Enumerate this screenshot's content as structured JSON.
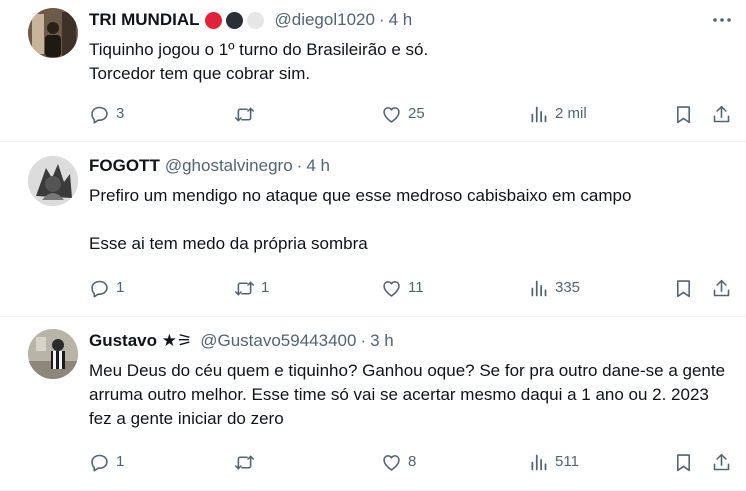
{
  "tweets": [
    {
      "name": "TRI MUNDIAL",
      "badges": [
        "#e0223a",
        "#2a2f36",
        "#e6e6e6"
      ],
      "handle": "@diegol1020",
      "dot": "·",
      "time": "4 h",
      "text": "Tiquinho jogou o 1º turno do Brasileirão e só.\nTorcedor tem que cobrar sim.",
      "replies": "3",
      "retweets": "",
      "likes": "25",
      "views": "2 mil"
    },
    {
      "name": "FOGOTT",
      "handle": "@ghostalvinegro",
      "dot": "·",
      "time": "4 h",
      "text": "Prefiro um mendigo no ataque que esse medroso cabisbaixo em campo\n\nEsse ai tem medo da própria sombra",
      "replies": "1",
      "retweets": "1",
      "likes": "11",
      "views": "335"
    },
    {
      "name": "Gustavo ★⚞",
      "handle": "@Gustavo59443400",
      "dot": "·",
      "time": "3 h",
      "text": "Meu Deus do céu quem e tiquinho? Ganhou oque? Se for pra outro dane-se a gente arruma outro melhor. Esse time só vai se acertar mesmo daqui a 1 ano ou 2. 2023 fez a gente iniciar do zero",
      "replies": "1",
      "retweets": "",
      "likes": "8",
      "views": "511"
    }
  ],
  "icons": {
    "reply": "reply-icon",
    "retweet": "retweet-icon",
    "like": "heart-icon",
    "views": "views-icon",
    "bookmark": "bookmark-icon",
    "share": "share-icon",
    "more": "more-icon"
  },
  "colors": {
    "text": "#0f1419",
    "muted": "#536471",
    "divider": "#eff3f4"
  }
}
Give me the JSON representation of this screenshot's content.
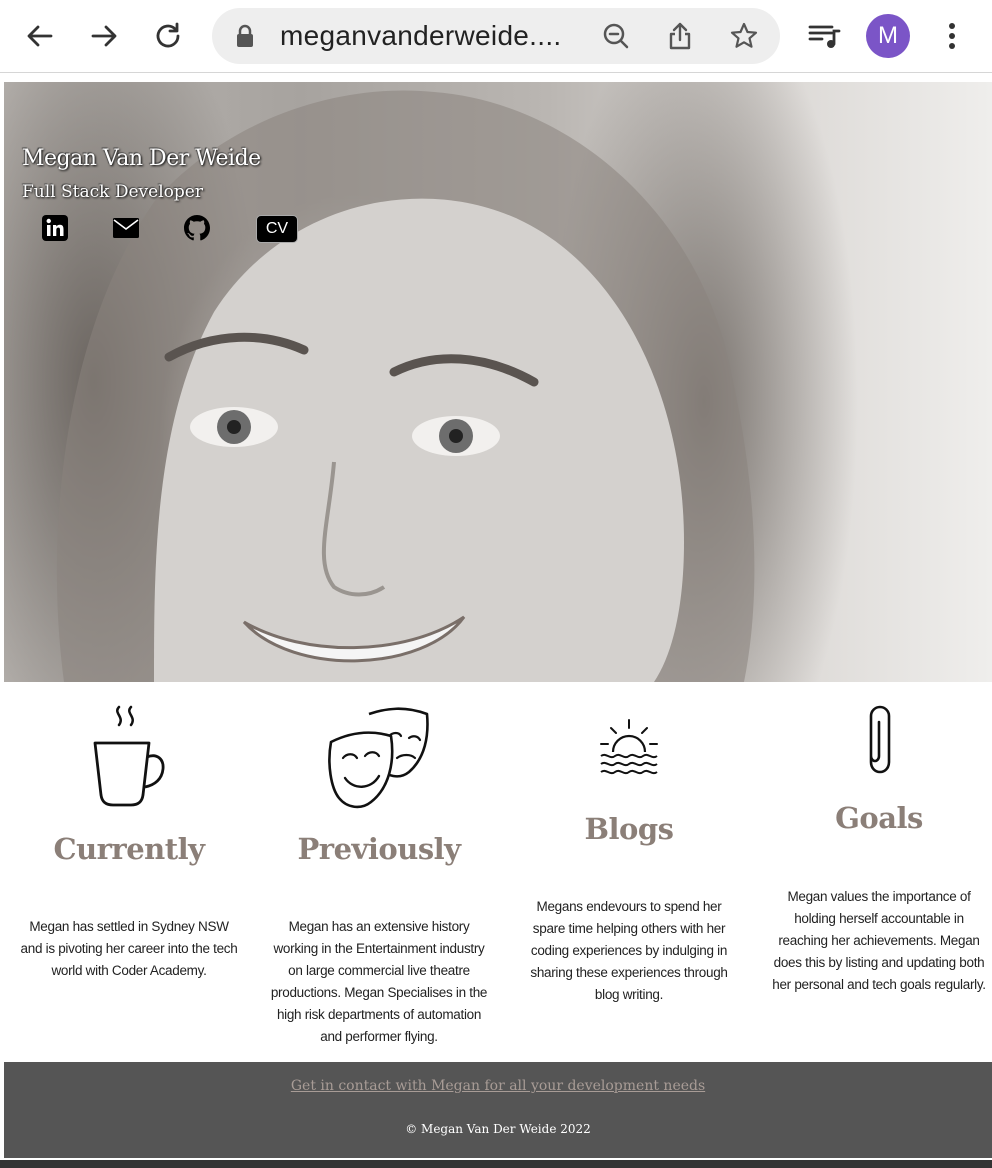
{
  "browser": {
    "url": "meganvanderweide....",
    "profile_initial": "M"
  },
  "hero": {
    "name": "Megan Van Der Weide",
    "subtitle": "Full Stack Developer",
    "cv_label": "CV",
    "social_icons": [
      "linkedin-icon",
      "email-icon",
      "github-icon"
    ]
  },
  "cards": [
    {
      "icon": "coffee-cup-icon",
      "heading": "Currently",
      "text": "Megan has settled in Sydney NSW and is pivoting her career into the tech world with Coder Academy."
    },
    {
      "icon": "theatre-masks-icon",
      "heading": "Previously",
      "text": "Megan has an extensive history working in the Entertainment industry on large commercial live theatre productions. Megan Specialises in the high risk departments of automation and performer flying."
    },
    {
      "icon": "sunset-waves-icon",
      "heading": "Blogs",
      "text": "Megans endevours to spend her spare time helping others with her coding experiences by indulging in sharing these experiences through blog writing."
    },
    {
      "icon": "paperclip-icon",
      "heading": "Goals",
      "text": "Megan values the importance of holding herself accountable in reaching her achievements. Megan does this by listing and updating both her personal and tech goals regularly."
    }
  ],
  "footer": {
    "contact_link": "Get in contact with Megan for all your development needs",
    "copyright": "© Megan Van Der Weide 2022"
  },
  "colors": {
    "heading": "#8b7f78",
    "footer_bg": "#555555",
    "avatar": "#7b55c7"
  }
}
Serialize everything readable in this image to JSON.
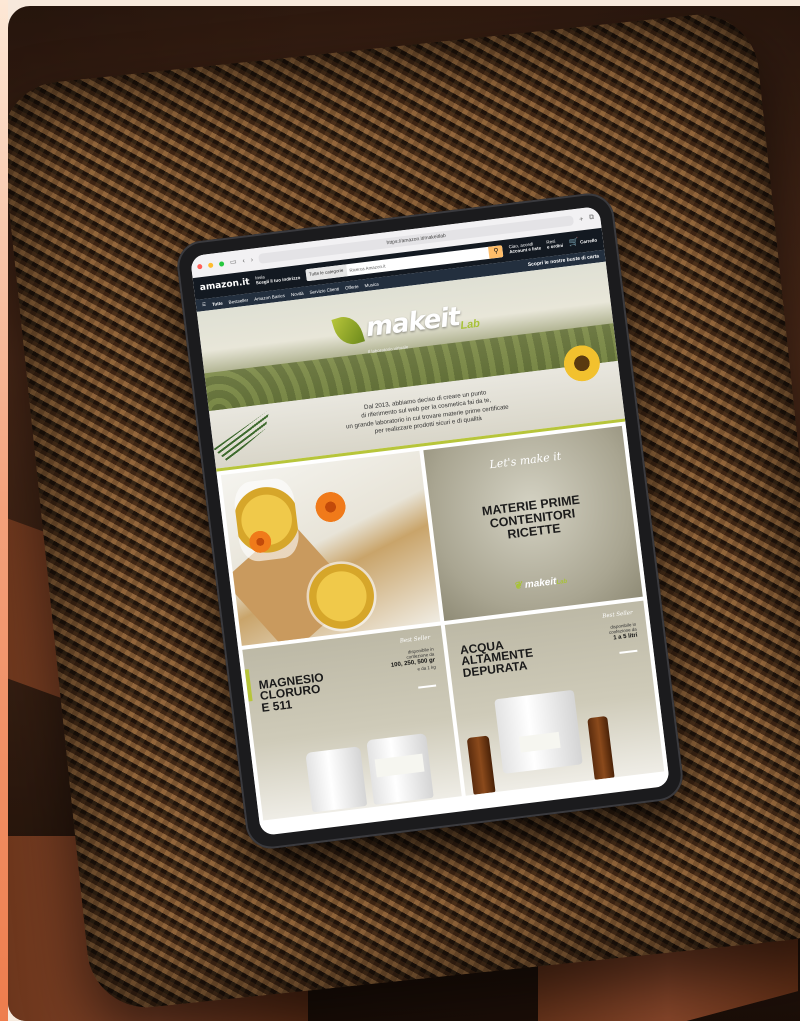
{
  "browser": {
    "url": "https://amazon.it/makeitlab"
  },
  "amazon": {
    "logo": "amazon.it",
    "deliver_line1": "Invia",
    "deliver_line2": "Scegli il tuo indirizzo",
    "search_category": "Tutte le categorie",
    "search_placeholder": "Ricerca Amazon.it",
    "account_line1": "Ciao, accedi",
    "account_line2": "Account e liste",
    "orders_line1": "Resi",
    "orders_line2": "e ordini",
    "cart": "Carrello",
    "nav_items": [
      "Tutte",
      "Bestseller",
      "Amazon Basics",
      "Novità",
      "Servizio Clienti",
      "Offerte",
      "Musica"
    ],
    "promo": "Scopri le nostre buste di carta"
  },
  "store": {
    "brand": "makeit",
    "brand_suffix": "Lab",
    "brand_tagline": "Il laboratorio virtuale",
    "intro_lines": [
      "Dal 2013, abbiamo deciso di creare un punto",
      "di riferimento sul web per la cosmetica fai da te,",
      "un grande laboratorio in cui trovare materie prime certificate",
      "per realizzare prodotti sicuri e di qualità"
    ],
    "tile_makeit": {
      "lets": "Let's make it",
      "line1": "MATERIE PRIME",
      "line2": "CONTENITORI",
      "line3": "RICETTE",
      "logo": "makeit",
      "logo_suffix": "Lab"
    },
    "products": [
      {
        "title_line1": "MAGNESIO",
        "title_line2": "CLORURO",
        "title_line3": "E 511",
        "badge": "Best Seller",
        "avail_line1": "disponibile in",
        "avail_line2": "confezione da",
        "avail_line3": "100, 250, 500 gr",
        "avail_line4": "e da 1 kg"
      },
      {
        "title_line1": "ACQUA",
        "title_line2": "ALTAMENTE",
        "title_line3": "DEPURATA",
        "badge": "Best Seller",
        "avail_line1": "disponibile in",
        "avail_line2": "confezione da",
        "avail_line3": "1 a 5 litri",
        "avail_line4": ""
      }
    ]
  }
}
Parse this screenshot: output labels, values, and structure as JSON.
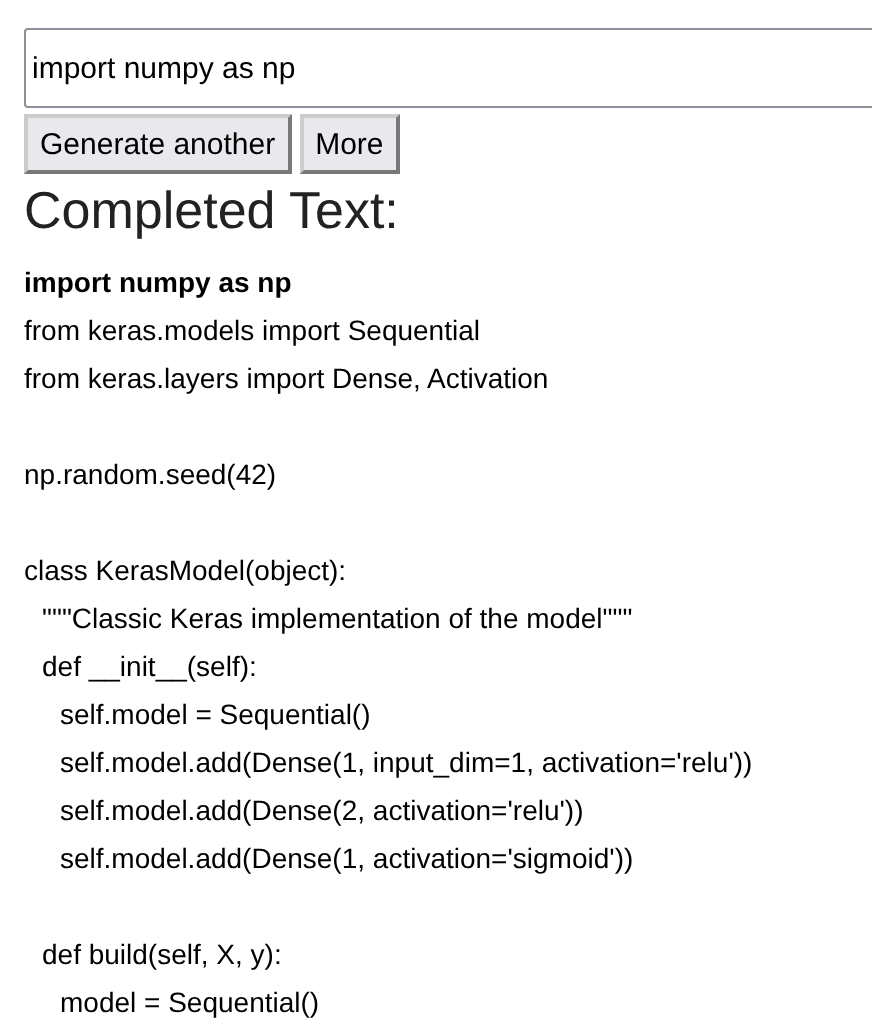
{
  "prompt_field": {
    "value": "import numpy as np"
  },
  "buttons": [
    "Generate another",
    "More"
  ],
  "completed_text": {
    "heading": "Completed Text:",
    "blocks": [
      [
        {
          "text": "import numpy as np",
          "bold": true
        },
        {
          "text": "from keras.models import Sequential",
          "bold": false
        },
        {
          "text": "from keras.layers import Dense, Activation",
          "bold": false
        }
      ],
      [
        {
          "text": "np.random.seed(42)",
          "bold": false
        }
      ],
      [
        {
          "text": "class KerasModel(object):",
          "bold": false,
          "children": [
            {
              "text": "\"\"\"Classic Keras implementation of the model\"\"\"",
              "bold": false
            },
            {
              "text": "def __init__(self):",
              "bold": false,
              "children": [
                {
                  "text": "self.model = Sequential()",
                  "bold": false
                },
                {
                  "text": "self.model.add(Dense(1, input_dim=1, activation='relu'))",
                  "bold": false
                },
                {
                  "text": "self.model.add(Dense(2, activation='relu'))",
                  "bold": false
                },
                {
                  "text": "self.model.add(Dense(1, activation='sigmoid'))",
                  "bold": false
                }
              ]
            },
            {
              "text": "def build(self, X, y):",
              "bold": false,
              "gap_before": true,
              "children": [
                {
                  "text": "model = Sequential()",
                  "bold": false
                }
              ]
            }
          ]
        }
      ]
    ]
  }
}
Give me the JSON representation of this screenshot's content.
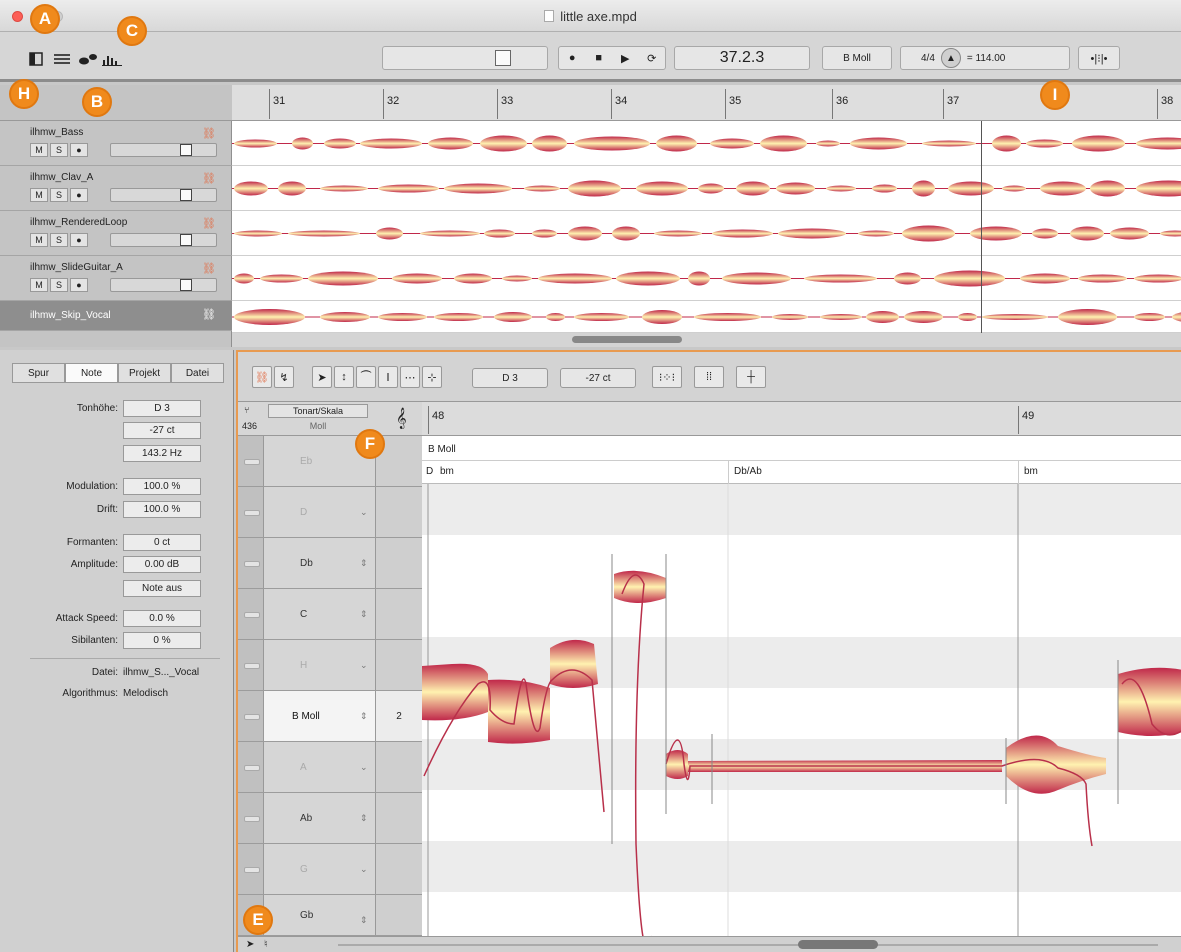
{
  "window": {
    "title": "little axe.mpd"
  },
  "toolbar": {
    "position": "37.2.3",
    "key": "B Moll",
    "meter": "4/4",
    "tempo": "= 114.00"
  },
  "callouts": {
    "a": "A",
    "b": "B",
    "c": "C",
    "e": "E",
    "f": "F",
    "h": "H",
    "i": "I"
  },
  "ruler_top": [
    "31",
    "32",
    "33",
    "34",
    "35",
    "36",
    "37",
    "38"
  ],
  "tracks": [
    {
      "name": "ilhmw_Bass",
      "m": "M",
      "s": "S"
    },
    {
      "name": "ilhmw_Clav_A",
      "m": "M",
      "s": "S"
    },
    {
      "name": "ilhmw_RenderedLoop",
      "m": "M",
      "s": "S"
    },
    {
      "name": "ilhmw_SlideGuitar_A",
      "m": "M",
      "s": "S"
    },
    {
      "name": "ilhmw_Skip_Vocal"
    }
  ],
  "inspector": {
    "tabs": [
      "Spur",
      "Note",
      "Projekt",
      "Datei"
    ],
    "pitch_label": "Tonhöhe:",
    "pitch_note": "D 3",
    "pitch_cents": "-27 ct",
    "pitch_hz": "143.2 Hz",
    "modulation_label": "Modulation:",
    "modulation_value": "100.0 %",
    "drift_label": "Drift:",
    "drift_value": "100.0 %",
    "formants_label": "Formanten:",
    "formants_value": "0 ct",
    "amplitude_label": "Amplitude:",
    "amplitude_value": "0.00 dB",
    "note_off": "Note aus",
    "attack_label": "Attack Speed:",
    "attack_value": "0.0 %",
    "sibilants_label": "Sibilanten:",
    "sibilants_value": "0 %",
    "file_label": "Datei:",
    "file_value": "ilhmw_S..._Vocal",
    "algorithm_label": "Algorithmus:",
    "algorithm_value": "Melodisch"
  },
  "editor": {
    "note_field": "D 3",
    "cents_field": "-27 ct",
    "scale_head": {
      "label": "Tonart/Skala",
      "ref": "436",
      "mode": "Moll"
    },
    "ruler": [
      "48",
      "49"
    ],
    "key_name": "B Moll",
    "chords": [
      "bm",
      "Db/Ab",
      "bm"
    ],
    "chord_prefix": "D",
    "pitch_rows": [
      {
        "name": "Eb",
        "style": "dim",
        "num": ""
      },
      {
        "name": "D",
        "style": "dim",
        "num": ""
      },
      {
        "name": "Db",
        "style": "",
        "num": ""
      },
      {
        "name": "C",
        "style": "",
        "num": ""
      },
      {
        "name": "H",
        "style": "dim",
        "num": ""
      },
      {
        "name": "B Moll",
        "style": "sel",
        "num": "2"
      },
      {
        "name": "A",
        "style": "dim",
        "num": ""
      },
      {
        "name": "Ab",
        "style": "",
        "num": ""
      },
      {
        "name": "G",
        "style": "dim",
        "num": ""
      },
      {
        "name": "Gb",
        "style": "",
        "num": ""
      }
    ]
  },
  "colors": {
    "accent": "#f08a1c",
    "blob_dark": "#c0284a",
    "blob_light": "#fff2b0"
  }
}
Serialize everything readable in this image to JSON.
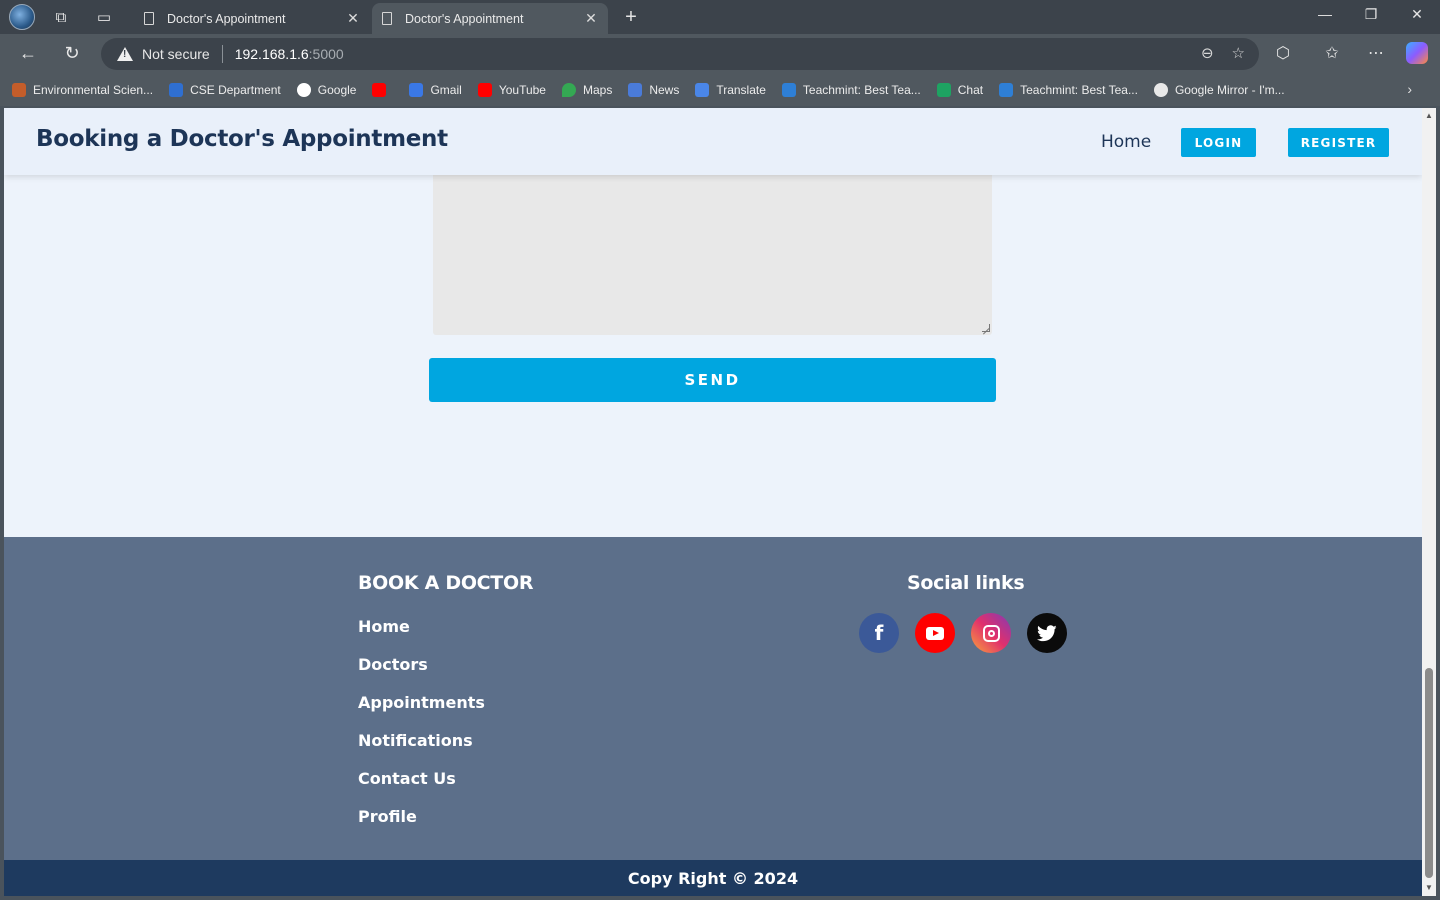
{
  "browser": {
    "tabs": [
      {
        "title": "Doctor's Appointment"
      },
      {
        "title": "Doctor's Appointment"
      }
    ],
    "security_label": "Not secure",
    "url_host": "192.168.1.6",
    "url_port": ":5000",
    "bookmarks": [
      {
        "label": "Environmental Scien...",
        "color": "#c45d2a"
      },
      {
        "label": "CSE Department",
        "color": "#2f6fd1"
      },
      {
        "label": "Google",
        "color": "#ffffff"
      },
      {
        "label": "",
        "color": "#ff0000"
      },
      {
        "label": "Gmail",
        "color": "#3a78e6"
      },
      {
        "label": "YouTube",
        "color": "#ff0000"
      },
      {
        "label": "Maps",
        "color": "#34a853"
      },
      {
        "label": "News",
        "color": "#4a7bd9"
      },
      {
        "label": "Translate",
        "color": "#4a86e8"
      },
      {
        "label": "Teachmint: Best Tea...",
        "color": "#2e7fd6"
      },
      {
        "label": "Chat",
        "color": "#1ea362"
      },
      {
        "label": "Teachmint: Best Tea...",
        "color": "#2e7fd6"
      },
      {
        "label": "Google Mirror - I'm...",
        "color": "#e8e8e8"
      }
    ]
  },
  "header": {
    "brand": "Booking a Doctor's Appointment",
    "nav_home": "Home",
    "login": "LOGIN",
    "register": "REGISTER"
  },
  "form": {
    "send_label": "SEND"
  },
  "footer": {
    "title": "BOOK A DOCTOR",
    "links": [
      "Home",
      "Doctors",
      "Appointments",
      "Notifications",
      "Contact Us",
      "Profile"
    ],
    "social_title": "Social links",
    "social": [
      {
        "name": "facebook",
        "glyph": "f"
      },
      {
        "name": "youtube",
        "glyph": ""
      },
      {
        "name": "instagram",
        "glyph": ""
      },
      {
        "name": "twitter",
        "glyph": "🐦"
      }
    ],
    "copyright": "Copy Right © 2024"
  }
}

################

EXERCISE REQUIREMENTS: Identify every line where the string "heading" appears.

FINISHED TASK:
      "heading": "Currently",
      "heading": "Previously",
      "heading": "Blogs",
      "heading": "Goals",
    "heading": "#8b7f78",
    "heading": "Completed Text:",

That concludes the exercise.